» **WHAT YOU WILL DO**:
Reproduce the listing below word for word. Start at its first line and end with the line containing "Text: Impulse Pressure: Impulse", including both of those lines.

» **EXCERPTED DATA**:
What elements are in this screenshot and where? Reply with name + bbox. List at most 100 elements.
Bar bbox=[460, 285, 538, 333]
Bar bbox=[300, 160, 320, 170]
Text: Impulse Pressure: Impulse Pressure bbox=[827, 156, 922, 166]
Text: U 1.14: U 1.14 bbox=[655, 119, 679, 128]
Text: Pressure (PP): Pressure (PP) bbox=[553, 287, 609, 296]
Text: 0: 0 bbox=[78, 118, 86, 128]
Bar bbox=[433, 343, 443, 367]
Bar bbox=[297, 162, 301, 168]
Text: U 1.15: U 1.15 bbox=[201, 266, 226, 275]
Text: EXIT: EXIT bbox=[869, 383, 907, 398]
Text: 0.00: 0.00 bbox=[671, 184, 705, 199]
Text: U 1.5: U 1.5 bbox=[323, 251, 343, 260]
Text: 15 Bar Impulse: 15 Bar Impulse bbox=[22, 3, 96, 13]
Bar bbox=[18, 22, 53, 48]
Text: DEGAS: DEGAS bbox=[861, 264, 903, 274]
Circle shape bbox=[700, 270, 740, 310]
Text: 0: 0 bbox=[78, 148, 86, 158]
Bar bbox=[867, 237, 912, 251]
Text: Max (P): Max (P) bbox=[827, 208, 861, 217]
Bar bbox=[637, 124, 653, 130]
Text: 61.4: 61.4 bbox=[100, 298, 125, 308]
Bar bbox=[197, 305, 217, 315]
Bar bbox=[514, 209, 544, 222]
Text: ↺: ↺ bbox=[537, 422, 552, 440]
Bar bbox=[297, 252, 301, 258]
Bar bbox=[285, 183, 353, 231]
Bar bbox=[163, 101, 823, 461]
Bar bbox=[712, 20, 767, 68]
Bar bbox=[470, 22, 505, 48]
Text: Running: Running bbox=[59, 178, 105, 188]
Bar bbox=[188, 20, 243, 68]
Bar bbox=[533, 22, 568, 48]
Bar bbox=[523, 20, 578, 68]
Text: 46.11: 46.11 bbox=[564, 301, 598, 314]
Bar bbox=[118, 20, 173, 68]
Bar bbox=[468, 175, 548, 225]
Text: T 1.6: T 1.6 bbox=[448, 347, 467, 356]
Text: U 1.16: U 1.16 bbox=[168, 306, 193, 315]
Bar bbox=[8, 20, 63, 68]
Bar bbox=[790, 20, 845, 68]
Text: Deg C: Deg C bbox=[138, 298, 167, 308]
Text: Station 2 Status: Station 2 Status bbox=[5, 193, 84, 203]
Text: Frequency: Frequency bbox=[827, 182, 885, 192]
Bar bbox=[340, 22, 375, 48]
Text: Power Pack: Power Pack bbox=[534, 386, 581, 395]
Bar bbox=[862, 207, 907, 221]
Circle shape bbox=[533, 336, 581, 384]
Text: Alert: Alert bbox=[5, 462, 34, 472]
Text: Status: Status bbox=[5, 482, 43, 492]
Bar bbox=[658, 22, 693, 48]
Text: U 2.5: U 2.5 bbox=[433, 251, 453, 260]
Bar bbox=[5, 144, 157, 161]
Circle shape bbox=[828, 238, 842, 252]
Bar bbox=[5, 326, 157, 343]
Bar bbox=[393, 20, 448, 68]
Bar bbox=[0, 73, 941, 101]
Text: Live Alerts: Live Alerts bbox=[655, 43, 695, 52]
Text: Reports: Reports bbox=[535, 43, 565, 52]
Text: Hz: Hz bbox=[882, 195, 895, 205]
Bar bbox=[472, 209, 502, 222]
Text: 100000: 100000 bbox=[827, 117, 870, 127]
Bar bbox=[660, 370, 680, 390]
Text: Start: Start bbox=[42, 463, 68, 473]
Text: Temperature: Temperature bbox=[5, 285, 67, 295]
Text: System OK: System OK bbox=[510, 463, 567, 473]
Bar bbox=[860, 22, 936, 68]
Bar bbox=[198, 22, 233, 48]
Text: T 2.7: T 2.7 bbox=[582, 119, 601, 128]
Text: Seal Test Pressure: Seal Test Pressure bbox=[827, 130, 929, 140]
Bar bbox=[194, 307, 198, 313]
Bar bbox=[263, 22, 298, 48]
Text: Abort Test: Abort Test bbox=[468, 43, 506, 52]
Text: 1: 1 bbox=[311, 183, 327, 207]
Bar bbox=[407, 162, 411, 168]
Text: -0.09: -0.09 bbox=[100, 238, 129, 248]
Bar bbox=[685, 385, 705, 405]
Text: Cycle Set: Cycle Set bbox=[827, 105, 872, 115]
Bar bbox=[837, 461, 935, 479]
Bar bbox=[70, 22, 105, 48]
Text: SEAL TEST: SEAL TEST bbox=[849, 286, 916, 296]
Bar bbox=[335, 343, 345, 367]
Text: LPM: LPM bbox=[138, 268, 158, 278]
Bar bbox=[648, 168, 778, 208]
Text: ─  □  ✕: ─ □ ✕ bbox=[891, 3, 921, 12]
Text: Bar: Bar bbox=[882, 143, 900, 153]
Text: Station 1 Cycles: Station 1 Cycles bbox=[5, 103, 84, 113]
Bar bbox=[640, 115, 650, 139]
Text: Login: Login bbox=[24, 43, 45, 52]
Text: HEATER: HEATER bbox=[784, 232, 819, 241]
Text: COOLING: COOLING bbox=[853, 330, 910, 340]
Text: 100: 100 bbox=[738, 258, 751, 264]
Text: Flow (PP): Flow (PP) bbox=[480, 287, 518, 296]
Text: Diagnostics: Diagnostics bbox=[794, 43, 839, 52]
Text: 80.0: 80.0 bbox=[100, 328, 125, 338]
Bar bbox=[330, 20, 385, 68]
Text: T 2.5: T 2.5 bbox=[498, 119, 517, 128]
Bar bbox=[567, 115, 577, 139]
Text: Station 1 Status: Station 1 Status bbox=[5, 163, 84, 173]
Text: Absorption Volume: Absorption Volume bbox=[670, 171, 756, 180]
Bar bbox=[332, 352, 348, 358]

» **SOLUTION FOR THIS TASK**:
What elements are in this screenshot and where? Reply with name + bbox. List at most 100 elements.
Bar bbox=[460, 285, 538, 333]
Bar bbox=[300, 160, 320, 170]
Text: Impulse Pressure: Impulse Pressure bbox=[827, 156, 922, 166]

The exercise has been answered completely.